Brief:
Say the number of lines containing the string "JSON", and say nothing else.

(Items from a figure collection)
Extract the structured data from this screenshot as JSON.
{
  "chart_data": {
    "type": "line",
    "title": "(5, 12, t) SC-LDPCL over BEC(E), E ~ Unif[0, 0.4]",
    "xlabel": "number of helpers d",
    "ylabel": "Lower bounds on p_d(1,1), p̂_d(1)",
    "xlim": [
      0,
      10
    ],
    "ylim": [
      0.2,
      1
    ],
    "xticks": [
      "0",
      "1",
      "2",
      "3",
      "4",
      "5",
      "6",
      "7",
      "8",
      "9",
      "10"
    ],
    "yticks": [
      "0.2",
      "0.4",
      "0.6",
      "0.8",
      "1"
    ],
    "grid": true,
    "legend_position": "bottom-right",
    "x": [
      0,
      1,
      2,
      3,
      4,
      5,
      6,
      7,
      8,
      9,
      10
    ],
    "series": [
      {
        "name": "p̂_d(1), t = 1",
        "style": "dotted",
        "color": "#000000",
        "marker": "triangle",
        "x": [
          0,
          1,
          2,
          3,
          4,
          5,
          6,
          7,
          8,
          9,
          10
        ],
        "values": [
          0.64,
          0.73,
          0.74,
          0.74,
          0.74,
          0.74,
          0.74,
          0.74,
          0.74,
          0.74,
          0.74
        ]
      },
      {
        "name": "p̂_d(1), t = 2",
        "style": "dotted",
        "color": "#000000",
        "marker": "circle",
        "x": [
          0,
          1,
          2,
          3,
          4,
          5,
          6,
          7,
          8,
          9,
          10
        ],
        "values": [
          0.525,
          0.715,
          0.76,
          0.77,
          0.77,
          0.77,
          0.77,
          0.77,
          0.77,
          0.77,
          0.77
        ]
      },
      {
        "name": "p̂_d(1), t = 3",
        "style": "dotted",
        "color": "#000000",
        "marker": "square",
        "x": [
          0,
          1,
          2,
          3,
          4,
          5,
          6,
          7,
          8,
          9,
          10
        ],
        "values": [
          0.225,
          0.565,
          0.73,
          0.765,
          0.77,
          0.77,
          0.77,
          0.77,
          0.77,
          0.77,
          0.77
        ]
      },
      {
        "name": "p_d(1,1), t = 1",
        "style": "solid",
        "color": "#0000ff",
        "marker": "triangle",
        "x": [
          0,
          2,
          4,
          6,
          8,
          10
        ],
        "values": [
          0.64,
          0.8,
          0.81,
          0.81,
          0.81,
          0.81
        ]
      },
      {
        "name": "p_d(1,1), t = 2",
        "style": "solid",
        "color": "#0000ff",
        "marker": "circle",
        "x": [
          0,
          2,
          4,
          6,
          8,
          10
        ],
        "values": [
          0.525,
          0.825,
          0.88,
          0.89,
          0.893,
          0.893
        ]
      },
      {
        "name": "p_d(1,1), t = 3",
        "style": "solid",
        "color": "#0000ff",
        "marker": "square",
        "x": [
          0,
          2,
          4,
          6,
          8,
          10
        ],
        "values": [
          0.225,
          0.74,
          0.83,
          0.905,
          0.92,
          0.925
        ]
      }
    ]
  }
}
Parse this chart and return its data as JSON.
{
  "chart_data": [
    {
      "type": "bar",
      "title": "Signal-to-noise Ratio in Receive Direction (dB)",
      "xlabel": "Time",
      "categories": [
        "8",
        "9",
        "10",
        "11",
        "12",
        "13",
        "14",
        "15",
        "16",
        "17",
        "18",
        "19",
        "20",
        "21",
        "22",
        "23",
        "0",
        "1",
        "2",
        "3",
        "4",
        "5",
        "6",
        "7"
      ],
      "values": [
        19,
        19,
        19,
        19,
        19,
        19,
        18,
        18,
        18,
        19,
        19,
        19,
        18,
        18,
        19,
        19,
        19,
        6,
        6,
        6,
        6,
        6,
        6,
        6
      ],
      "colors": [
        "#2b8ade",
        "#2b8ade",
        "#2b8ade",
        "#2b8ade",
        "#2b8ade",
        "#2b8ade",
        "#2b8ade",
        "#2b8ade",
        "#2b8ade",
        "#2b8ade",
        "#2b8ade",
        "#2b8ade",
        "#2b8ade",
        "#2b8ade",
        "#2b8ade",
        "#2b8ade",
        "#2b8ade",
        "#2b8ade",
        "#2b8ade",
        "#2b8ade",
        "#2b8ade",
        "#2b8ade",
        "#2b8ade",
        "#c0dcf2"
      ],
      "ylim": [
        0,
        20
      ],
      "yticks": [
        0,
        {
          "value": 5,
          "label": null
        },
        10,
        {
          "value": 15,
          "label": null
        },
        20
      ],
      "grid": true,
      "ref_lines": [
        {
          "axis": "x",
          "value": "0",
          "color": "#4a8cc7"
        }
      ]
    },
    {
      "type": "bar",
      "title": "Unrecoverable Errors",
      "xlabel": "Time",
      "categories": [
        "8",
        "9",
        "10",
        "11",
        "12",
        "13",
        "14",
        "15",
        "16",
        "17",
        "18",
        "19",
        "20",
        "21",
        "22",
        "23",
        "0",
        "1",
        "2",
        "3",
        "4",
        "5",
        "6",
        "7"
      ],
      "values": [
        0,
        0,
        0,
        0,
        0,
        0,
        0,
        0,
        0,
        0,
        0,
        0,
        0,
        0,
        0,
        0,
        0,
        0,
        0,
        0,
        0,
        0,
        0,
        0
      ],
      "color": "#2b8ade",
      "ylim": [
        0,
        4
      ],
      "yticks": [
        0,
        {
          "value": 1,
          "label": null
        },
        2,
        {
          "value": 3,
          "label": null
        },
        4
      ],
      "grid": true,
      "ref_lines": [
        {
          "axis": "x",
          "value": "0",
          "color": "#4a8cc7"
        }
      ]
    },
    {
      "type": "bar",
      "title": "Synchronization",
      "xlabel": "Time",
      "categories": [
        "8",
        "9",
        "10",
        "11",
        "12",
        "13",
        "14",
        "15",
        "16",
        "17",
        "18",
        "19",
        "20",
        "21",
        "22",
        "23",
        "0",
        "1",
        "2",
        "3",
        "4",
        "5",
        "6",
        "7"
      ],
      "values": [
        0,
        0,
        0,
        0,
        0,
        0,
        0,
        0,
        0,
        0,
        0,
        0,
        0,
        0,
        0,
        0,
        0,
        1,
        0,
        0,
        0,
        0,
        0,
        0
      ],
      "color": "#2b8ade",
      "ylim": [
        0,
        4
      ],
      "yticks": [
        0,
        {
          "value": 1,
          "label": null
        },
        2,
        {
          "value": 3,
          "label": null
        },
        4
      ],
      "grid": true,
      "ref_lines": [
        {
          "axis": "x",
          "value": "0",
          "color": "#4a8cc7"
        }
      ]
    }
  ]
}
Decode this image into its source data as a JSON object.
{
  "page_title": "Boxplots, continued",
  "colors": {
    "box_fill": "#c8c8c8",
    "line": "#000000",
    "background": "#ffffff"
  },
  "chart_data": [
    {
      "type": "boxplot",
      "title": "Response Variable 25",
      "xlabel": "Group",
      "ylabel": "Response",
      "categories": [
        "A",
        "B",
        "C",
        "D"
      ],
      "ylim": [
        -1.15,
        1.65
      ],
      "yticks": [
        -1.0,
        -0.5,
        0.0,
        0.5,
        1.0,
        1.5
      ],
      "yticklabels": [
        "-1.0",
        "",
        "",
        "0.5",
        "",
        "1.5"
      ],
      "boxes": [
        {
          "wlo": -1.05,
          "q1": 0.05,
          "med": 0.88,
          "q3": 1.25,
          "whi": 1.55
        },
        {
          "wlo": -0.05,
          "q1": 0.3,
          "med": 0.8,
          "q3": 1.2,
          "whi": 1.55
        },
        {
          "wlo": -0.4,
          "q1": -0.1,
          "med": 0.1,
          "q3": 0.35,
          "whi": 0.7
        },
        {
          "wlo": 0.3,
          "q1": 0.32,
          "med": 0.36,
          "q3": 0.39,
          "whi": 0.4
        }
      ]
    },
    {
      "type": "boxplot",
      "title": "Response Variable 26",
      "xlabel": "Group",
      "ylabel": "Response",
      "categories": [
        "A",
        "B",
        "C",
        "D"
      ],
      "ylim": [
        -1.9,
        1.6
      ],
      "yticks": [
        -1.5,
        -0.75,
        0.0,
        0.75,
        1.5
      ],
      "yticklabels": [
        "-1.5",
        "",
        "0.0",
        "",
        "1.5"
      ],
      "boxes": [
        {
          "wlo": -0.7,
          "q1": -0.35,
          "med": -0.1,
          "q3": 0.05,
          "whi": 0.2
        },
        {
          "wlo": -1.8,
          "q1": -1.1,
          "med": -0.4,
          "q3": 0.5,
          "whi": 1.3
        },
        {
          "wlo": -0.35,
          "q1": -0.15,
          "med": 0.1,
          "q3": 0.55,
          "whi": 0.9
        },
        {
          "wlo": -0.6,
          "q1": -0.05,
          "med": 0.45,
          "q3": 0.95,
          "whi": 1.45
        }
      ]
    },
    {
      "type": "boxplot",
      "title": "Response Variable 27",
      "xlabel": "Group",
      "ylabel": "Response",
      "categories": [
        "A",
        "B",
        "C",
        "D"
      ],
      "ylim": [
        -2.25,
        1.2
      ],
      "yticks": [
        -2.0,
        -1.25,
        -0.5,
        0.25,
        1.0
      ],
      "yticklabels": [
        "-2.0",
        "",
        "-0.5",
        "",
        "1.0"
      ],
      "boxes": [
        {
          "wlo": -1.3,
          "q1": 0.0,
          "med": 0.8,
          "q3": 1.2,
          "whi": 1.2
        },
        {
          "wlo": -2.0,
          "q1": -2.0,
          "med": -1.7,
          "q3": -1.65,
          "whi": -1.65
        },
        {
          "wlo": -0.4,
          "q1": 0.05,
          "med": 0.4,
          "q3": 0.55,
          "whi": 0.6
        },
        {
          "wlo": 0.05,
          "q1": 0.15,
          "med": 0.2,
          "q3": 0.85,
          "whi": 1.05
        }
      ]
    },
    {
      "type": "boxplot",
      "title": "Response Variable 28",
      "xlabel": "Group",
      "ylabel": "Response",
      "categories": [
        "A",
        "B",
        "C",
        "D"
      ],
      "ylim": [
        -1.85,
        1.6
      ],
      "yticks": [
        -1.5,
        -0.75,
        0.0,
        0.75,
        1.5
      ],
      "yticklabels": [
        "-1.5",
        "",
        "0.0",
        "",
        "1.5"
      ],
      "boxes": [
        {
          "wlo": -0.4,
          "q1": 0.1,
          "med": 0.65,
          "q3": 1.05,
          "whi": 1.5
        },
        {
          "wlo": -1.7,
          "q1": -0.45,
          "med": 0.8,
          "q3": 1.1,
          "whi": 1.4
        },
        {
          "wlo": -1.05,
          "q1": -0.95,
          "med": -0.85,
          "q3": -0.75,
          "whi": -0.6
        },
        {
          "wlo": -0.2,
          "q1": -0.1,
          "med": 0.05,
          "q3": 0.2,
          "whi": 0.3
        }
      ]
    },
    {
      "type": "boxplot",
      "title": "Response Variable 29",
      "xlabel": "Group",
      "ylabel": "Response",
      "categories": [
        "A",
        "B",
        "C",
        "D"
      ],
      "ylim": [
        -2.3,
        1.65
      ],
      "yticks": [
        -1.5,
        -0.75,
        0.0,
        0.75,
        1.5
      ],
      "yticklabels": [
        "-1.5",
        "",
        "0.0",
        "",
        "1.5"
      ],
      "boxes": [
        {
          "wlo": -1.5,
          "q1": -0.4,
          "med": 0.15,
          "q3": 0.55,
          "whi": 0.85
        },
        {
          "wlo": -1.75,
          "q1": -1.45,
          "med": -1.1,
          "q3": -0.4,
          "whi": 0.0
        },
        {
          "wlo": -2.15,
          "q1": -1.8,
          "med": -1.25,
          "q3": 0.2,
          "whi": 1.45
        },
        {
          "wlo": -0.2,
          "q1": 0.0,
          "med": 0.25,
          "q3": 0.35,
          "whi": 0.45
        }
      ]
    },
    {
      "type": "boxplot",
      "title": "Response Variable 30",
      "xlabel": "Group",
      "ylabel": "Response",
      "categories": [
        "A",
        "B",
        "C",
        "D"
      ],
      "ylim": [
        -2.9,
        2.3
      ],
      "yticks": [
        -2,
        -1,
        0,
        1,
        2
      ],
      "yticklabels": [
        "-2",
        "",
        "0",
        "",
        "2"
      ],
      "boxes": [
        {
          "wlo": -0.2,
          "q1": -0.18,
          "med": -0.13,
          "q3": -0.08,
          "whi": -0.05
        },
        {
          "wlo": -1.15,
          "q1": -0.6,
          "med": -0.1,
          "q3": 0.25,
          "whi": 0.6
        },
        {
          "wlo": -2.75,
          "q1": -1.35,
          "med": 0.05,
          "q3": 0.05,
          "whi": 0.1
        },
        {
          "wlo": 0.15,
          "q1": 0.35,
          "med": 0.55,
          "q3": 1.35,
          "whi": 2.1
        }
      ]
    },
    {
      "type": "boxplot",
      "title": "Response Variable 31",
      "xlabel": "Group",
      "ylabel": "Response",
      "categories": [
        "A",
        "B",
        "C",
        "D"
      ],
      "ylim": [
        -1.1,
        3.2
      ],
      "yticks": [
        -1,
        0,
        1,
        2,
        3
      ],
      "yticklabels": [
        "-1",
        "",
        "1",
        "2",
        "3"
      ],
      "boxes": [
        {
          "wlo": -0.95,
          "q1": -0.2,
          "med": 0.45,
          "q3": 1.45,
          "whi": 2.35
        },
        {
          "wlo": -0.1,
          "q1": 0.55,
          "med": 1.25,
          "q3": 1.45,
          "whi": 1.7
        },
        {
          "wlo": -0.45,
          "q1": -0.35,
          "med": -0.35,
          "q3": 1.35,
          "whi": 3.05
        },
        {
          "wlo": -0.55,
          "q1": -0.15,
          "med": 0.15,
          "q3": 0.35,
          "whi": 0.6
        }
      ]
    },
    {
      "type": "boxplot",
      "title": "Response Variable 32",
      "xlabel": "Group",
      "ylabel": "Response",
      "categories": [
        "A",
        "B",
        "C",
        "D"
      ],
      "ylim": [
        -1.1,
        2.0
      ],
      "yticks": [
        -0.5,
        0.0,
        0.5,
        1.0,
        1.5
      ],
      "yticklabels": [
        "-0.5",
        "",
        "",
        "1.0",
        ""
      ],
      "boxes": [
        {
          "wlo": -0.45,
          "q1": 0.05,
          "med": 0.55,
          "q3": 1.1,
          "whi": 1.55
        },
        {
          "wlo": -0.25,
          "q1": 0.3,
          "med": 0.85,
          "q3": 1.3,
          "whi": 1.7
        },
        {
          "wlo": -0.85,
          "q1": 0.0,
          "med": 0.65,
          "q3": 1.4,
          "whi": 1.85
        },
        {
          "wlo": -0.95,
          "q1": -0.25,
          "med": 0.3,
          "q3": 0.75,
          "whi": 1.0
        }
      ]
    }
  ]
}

Solution for this problem:
3